### PAGE TEXT
● ● ● ●
How to choose a balance transfer credit card
Editor's Note
By obtaining a balance transfer credit card, you can transfer your debt from a card or loan that is currently accruing interest to a card that offers a period of zero interest. The card's regular interest rate will take effect once this introductory 0% annual percentage rate period concludes.
Transferring your balance to a new card can be beneficial in terms of saving on interest payments while you work toward reducing your debt. However, it's important to consider a few key factors.
Understand how balance transfers work
First, it's important to understand exactly how balance transfers work. In short, a balance transfer allows you to move an existing credit card balance to a new card. It'll generally incur a small fee, but if you're strategic about the card that receives your balance transfer, you could pay no interest for several months — or even longer.
Typically, the longer the promotional period, the more advantageous it is. A longer period allows more time to repay the balance without incurring interest, enabling smaller monthly payments.
● ● ● ●
### RECORD EXTRACTS
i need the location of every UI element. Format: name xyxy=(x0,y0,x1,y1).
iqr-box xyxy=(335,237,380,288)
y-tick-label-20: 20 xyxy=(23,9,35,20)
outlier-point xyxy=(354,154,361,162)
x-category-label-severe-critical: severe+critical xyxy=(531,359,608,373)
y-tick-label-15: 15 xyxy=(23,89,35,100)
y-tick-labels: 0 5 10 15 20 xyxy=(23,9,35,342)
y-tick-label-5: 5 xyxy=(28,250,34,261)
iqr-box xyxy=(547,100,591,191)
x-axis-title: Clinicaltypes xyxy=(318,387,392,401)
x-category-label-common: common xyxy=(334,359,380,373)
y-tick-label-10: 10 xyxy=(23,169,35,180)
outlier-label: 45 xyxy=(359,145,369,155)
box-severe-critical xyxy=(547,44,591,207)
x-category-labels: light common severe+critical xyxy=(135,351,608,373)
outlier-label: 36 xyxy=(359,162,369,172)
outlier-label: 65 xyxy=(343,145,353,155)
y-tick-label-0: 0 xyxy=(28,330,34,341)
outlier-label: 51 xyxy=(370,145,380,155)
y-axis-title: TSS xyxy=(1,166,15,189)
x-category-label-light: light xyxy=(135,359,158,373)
● ● ● ●
### TO BE DONE
1. In the balance transfer article, translate this sentence into Spanish: "Typically, the longer the promotional period, the more advantageous it is."
2. Pick up the balance transfer article after its last sentence and keep writing.

### TASK-BY-TASK RESULTS
1. Por lo general, cuanto más largo es el período promocional, más ventajoso resulta.

2.
This flexibility is particularly beneficial when juggling other financial obligations each month. Some balance transfer credit cards offer an extensive promotional period exceeding a year with 0% interest.

However, it's crucial to aim for complete repayment of your balance before the 0% introductory APR period concludes. Beyond this point, the card will begin charging its regular ongoing interest rate on both new and remaining balances, which is substantially higher than 0%.
Additionally, it's vital to pay attention to the due date on your billing statement. Monthly payments are still required on the transferred balance, and failure to make timely payments can result in the loss of the promotional 0% APR period. Late payments may even lead to the imposition of a penalty APR that exceeds the card's usual rate.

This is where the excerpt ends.